** Dataset records **
________________________

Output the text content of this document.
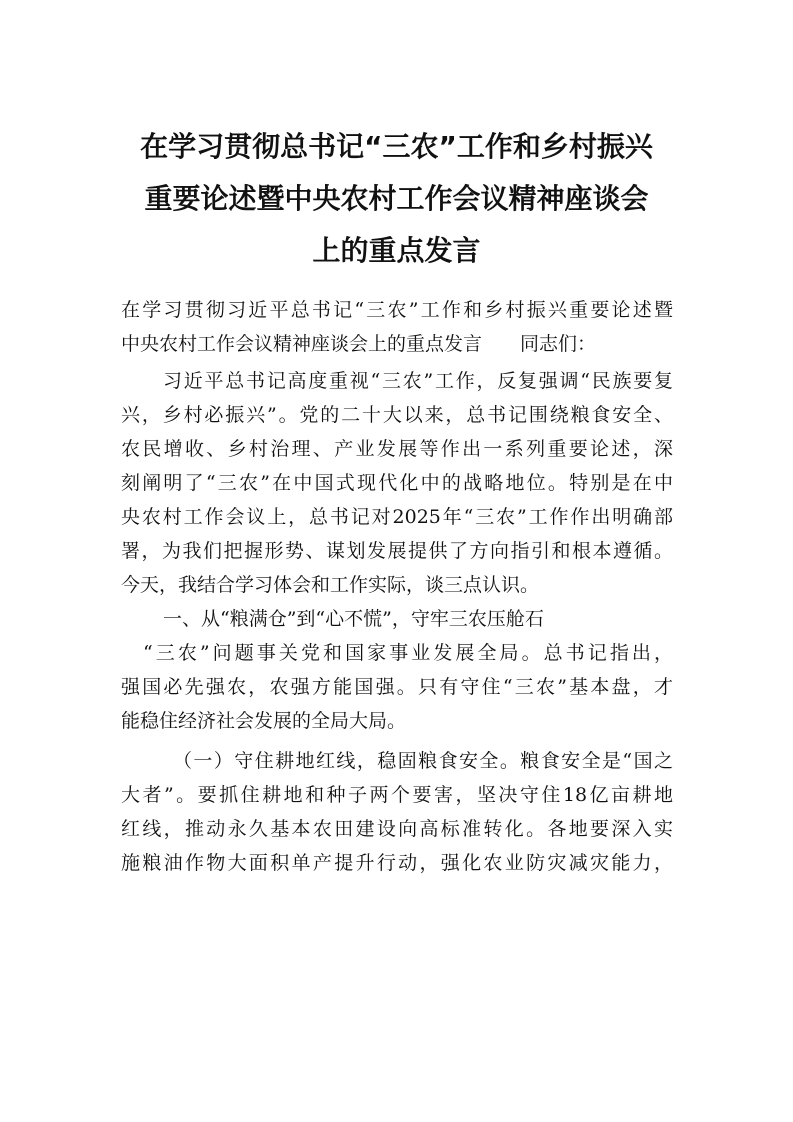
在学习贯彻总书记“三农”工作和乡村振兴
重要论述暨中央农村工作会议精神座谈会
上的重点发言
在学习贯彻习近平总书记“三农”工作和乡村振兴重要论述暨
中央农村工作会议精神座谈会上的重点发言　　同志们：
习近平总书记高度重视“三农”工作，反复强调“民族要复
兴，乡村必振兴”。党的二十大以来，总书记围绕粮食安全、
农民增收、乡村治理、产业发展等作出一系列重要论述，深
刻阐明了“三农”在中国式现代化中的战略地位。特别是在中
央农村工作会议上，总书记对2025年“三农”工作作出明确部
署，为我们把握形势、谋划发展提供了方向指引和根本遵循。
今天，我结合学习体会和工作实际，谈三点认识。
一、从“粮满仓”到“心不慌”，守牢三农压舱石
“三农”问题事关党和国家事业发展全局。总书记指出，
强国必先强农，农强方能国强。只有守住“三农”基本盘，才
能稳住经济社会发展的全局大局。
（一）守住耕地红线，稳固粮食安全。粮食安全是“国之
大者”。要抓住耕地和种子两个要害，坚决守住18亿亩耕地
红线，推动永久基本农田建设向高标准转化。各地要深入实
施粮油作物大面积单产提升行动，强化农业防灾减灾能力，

________________________

** Task directions **
Make an exact reproduction of the listing above, without any pictures.

** Output below **
Output the text content of this document.
在学习贯彻总书记“三农”工作和乡村振兴
重要论述暨中央农村工作会议精神座谈会
上的重点发言
在学习贯彻习近平总书记“三农”工作和乡村振兴重要论述暨
中央农村工作会议精神座谈会上的重点发言　　同志们：
习近平总书记高度重视“三农”工作，反复强调“民族要复
兴，乡村必振兴”。党的二十大以来，总书记围绕粮食安全、
农民增收、乡村治理、产业发展等作出一系列重要论述，深
刻阐明了“三农”在中国式现代化中的战略地位。特别是在中
央农村工作会议上，总书记对2025年“三农”工作作出明确部
署，为我们把握形势、谋划发展提供了方向指引和根本遵循。
今天，我结合学习体会和工作实际，谈三点认识。
一、从“粮满仓”到“心不慌”，守牢三农压舱石
“三农”问题事关党和国家事业发展全局。总书记指出，
强国必先强农，农强方能国强。只有守住“三农”基本盘，才
能稳住经济社会发展的全局大局。
（一）守住耕地红线，稳固粮食安全。粮食安全是“国之
大者”。要抓住耕地和种子两个要害，坚决守住18亿亩耕地
红线，推动永久基本农田建设向高标准转化。各地要深入实
施粮油作物大面积单产提升行动，强化农业防灾减灾能力，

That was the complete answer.